● **Brief**: Which lines below hold the word "title"? Copy all of them.

● **Given information**:
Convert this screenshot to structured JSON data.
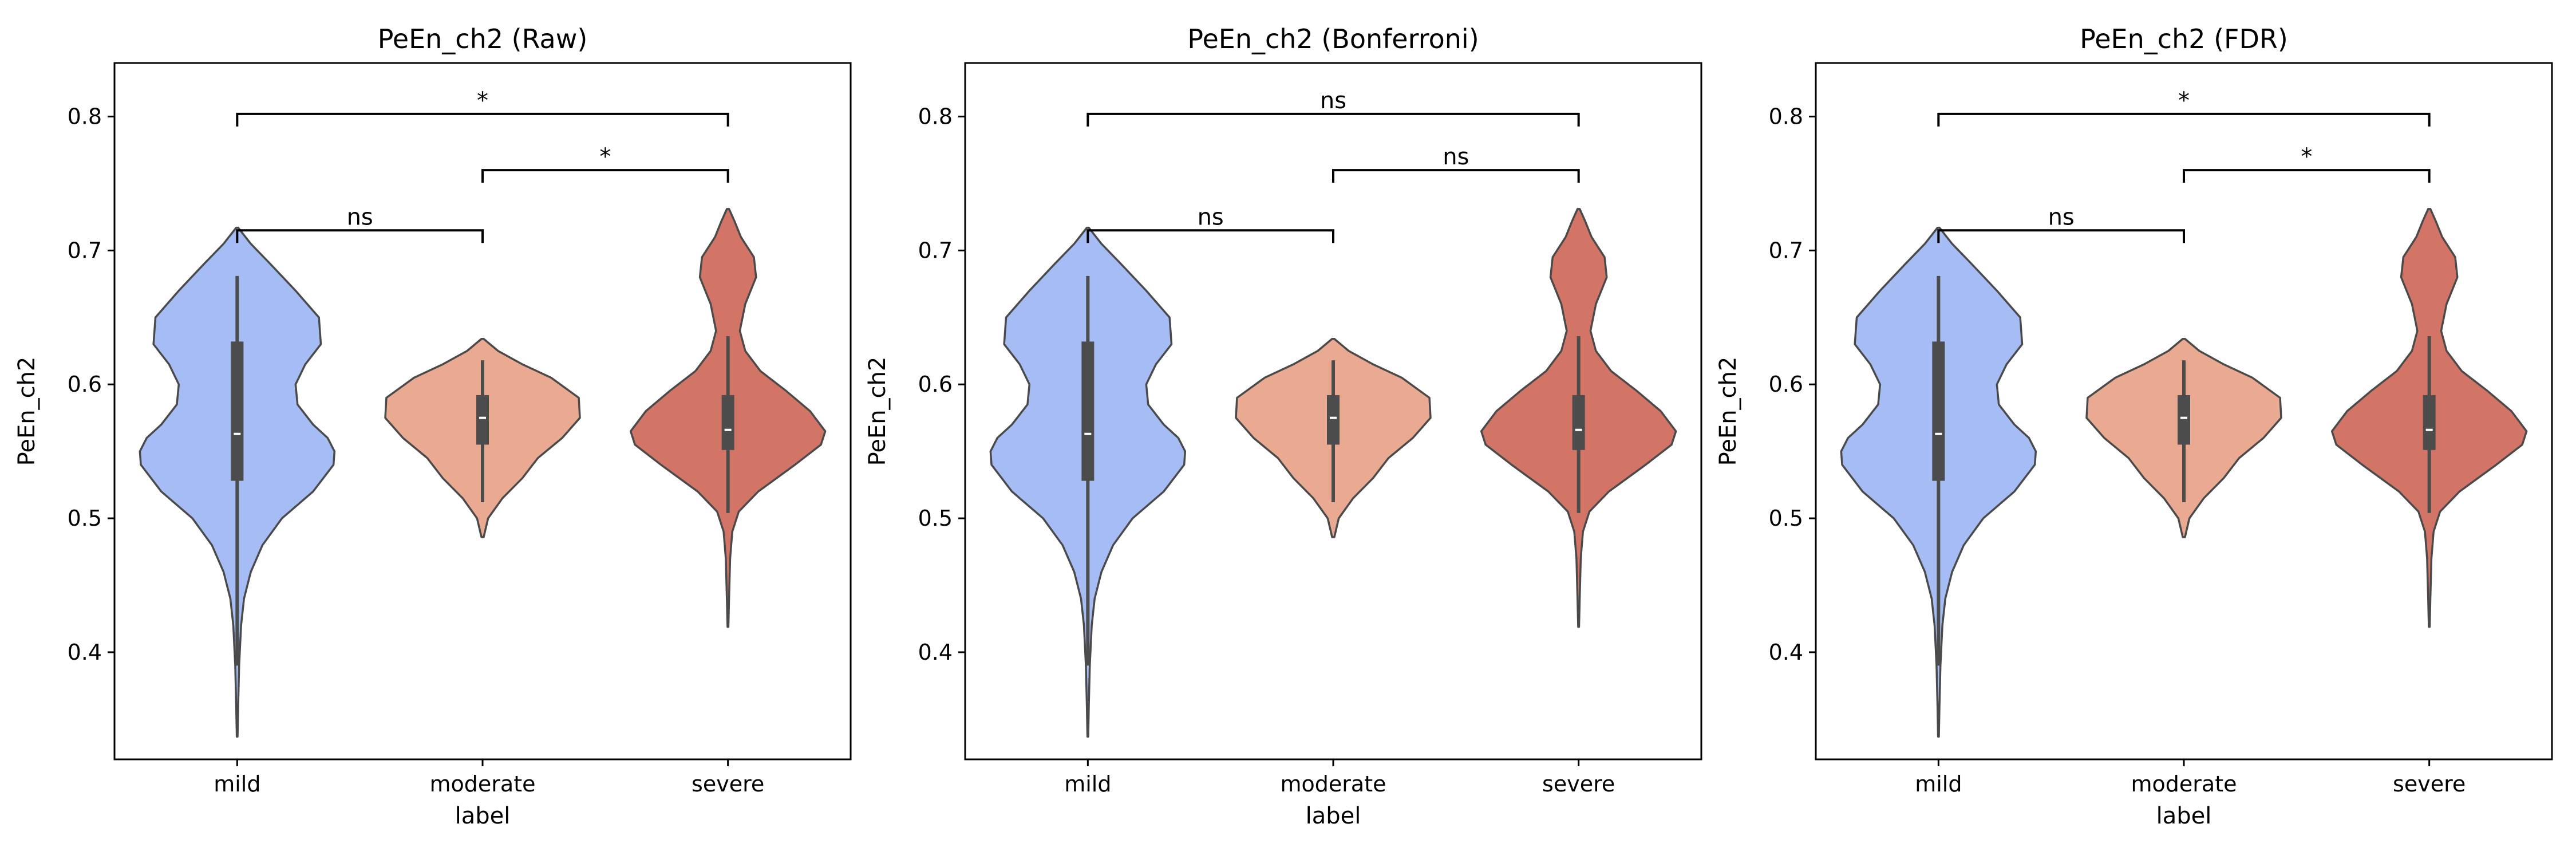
{
  "chart_data": [
    {
      "type": "violin",
      "title": "PeEn_ch2 (Raw)",
      "xlabel": "label",
      "ylabel": "PeEn_ch2",
      "categories": [
        "mild",
        "moderate",
        "severe"
      ],
      "ylim": [
        0.32,
        0.84
      ],
      "yticks": [
        "0.4",
        "0.5",
        "0.6",
        "0.7",
        "0.8"
      ],
      "grid": false,
      "colors": [
        "#a5bdf4",
        "#eaaa92",
        "#d27567"
      ],
      "violins": [
        {
          "category": "mild",
          "min": 0.337,
          "q1": 0.528,
          "median": 0.563,
          "q3": 0.632,
          "whisker_low": 0.39,
          "whisker_high": 0.681,
          "max": 0.717,
          "profile": [
            [
              0.337,
              0.004
            ],
            [
              0.36,
              0.01
            ],
            [
              0.39,
              0.02
            ],
            [
              0.42,
              0.04
            ],
            [
              0.44,
              0.07
            ],
            [
              0.46,
              0.14
            ],
            [
              0.48,
              0.26
            ],
            [
              0.5,
              0.46
            ],
            [
              0.52,
              0.78
            ],
            [
              0.54,
              0.99
            ],
            [
              0.55,
              1.0
            ],
            [
              0.56,
              0.93
            ],
            [
              0.57,
              0.78
            ],
            [
              0.585,
              0.62
            ],
            [
              0.6,
              0.6
            ],
            [
              0.615,
              0.7
            ],
            [
              0.63,
              0.86
            ],
            [
              0.65,
              0.84
            ],
            [
              0.67,
              0.6
            ],
            [
              0.69,
              0.34
            ],
            [
              0.705,
              0.14
            ],
            [
              0.717,
              0.01
            ]
          ]
        },
        {
          "category": "moderate",
          "min": 0.486,
          "q1": 0.555,
          "median": 0.575,
          "q3": 0.592,
          "whisker_low": 0.512,
          "whisker_high": 0.618,
          "max": 0.634,
          "profile": [
            [
              0.486,
              0.01
            ],
            [
              0.5,
              0.05
            ],
            [
              0.515,
              0.18
            ],
            [
              0.53,
              0.36
            ],
            [
              0.545,
              0.5
            ],
            [
              0.56,
              0.72
            ],
            [
              0.575,
              0.88
            ],
            [
              0.59,
              0.87
            ],
            [
              0.605,
              0.62
            ],
            [
              0.615,
              0.36
            ],
            [
              0.625,
              0.14
            ],
            [
              0.634,
              0.01
            ]
          ]
        },
        {
          "category": "severe",
          "min": 0.419,
          "q1": 0.551,
          "median": 0.566,
          "q3": 0.592,
          "whisker_low": 0.504,
          "whisker_high": 0.636,
          "max": 0.731,
          "profile": [
            [
              0.419,
              0.004
            ],
            [
              0.44,
              0.01
            ],
            [
              0.47,
              0.02
            ],
            [
              0.49,
              0.04
            ],
            [
              0.505,
              0.1
            ],
            [
              0.52,
              0.28
            ],
            [
              0.54,
              0.62
            ],
            [
              0.555,
              0.86
            ],
            [
              0.565,
              0.9
            ],
            [
              0.58,
              0.76
            ],
            [
              0.595,
              0.54
            ],
            [
              0.61,
              0.3
            ],
            [
              0.625,
              0.16
            ],
            [
              0.64,
              0.11
            ],
            [
              0.66,
              0.16
            ],
            [
              0.68,
              0.26
            ],
            [
              0.695,
              0.24
            ],
            [
              0.71,
              0.12
            ],
            [
              0.722,
              0.06
            ],
            [
              0.731,
              0.01
            ]
          ]
        }
      ],
      "brackets": [
        {
          "from": "mild",
          "to": "moderate",
          "y": 0.715,
          "label": "ns"
        },
        {
          "from": "moderate",
          "to": "severe",
          "y": 0.76,
          "label": "*"
        },
        {
          "from": "mild",
          "to": "severe",
          "y": 0.802,
          "label": "*"
        }
      ]
    },
    {
      "type": "violin",
      "title": "PeEn_ch2 (Bonferroni)",
      "xlabel": "label",
      "ylabel": "PeEn_ch2",
      "categories": [
        "mild",
        "moderate",
        "severe"
      ],
      "ylim": [
        0.32,
        0.84
      ],
      "yticks": [
        "0.4",
        "0.5",
        "0.6",
        "0.7",
        "0.8"
      ],
      "grid": false,
      "colors": [
        "#a5bdf4",
        "#eaaa92",
        "#d27567"
      ],
      "violins": [
        {
          "category": "mild",
          "min": 0.337,
          "q1": 0.528,
          "median": 0.563,
          "q3": 0.632,
          "whisker_low": 0.39,
          "whisker_high": 0.681,
          "max": 0.717,
          "profile": [
            [
              0.337,
              0.004
            ],
            [
              0.36,
              0.01
            ],
            [
              0.39,
              0.02
            ],
            [
              0.42,
              0.04
            ],
            [
              0.44,
              0.07
            ],
            [
              0.46,
              0.14
            ],
            [
              0.48,
              0.26
            ],
            [
              0.5,
              0.46
            ],
            [
              0.52,
              0.78
            ],
            [
              0.54,
              0.99
            ],
            [
              0.55,
              1.0
            ],
            [
              0.56,
              0.93
            ],
            [
              0.57,
              0.78
            ],
            [
              0.585,
              0.62
            ],
            [
              0.6,
              0.6
            ],
            [
              0.615,
              0.7
            ],
            [
              0.63,
              0.86
            ],
            [
              0.65,
              0.84
            ],
            [
              0.67,
              0.6
            ],
            [
              0.69,
              0.34
            ],
            [
              0.705,
              0.14
            ],
            [
              0.717,
              0.01
            ]
          ]
        },
        {
          "category": "moderate",
          "min": 0.486,
          "q1": 0.555,
          "median": 0.575,
          "q3": 0.592,
          "whisker_low": 0.512,
          "whisker_high": 0.618,
          "max": 0.634,
          "profile": [
            [
              0.486,
              0.01
            ],
            [
              0.5,
              0.05
            ],
            [
              0.515,
              0.18
            ],
            [
              0.53,
              0.36
            ],
            [
              0.545,
              0.5
            ],
            [
              0.56,
              0.72
            ],
            [
              0.575,
              0.88
            ],
            [
              0.59,
              0.87
            ],
            [
              0.605,
              0.62
            ],
            [
              0.615,
              0.36
            ],
            [
              0.625,
              0.14
            ],
            [
              0.634,
              0.01
            ]
          ]
        },
        {
          "category": "severe",
          "min": 0.419,
          "q1": 0.551,
          "median": 0.566,
          "q3": 0.592,
          "whisker_low": 0.504,
          "whisker_high": 0.636,
          "max": 0.731,
          "profile": [
            [
              0.419,
              0.004
            ],
            [
              0.44,
              0.01
            ],
            [
              0.47,
              0.02
            ],
            [
              0.49,
              0.04
            ],
            [
              0.505,
              0.1
            ],
            [
              0.52,
              0.28
            ],
            [
              0.54,
              0.62
            ],
            [
              0.555,
              0.86
            ],
            [
              0.565,
              0.9
            ],
            [
              0.58,
              0.76
            ],
            [
              0.595,
              0.54
            ],
            [
              0.61,
              0.3
            ],
            [
              0.625,
              0.16
            ],
            [
              0.64,
              0.11
            ],
            [
              0.66,
              0.16
            ],
            [
              0.68,
              0.26
            ],
            [
              0.695,
              0.24
            ],
            [
              0.71,
              0.12
            ],
            [
              0.722,
              0.06
            ],
            [
              0.731,
              0.01
            ]
          ]
        }
      ],
      "brackets": [
        {
          "from": "mild",
          "to": "moderate",
          "y": 0.715,
          "label": "ns"
        },
        {
          "from": "moderate",
          "to": "severe",
          "y": 0.76,
          "label": "ns"
        },
        {
          "from": "mild",
          "to": "severe",
          "y": 0.802,
          "label": "ns"
        }
      ]
    },
    {
      "type": "violin",
      "title": "PeEn_ch2 (FDR)",
      "xlabel": "label",
      "ylabel": "PeEn_ch2",
      "categories": [
        "mild",
        "moderate",
        "severe"
      ],
      "ylim": [
        0.32,
        0.84
      ],
      "yticks": [
        "0.4",
        "0.5",
        "0.6",
        "0.7",
        "0.8"
      ],
      "grid": false,
      "colors": [
        "#a5bdf4",
        "#eaaa92",
        "#d27567"
      ],
      "violins": [
        {
          "category": "mild",
          "min": 0.337,
          "q1": 0.528,
          "median": 0.563,
          "q3": 0.632,
          "whisker_low": 0.39,
          "whisker_high": 0.681,
          "max": 0.717,
          "profile": [
            [
              0.337,
              0.004
            ],
            [
              0.36,
              0.01
            ],
            [
              0.39,
              0.02
            ],
            [
              0.42,
              0.04
            ],
            [
              0.44,
              0.07
            ],
            [
              0.46,
              0.14
            ],
            [
              0.48,
              0.26
            ],
            [
              0.5,
              0.46
            ],
            [
              0.52,
              0.78
            ],
            [
              0.54,
              0.99
            ],
            [
              0.55,
              1.0
            ],
            [
              0.56,
              0.93
            ],
            [
              0.57,
              0.78
            ],
            [
              0.585,
              0.62
            ],
            [
              0.6,
              0.6
            ],
            [
              0.615,
              0.7
            ],
            [
              0.63,
              0.86
            ],
            [
              0.65,
              0.84
            ],
            [
              0.67,
              0.6
            ],
            [
              0.69,
              0.34
            ],
            [
              0.705,
              0.14
            ],
            [
              0.717,
              0.01
            ]
          ]
        },
        {
          "category": "moderate",
          "min": 0.486,
          "q1": 0.555,
          "median": 0.575,
          "q3": 0.592,
          "whisker_low": 0.512,
          "whisker_high": 0.618,
          "max": 0.634,
          "profile": [
            [
              0.486,
              0.01
            ],
            [
              0.5,
              0.05
            ],
            [
              0.515,
              0.18
            ],
            [
              0.53,
              0.36
            ],
            [
              0.545,
              0.5
            ],
            [
              0.56,
              0.72
            ],
            [
              0.575,
              0.88
            ],
            [
              0.59,
              0.87
            ],
            [
              0.605,
              0.62
            ],
            [
              0.615,
              0.36
            ],
            [
              0.625,
              0.14
            ],
            [
              0.634,
              0.01
            ]
          ]
        },
        {
          "category": "severe",
          "min": 0.419,
          "q1": 0.551,
          "median": 0.566,
          "q3": 0.592,
          "whisker_low": 0.504,
          "whisker_high": 0.636,
          "max": 0.731,
          "profile": [
            [
              0.419,
              0.004
            ],
            [
              0.44,
              0.01
            ],
            [
              0.47,
              0.02
            ],
            [
              0.49,
              0.04
            ],
            [
              0.505,
              0.1
            ],
            [
              0.52,
              0.28
            ],
            [
              0.54,
              0.62
            ],
            [
              0.555,
              0.86
            ],
            [
              0.565,
              0.9
            ],
            [
              0.58,
              0.76
            ],
            [
              0.595,
              0.54
            ],
            [
              0.61,
              0.3
            ],
            [
              0.625,
              0.16
            ],
            [
              0.64,
              0.11
            ],
            [
              0.66,
              0.16
            ],
            [
              0.68,
              0.26
            ],
            [
              0.695,
              0.24
            ],
            [
              0.71,
              0.12
            ],
            [
              0.722,
              0.06
            ],
            [
              0.731,
              0.01
            ]
          ]
        }
      ],
      "brackets": [
        {
          "from": "mild",
          "to": "moderate",
          "y": 0.715,
          "label": "ns"
        },
        {
          "from": "moderate",
          "to": "severe",
          "y": 0.76,
          "label": "*"
        },
        {
          "from": "mild",
          "to": "severe",
          "y": 0.802,
          "label": "*"
        }
      ]
    }
  ]
}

● **Exercise solution**:
      "title": "PeEn_ch2 (Raw)",
      "title": "PeEn_ch2 (Bonferroni)",
      "title": "PeEn_ch2 (FDR)",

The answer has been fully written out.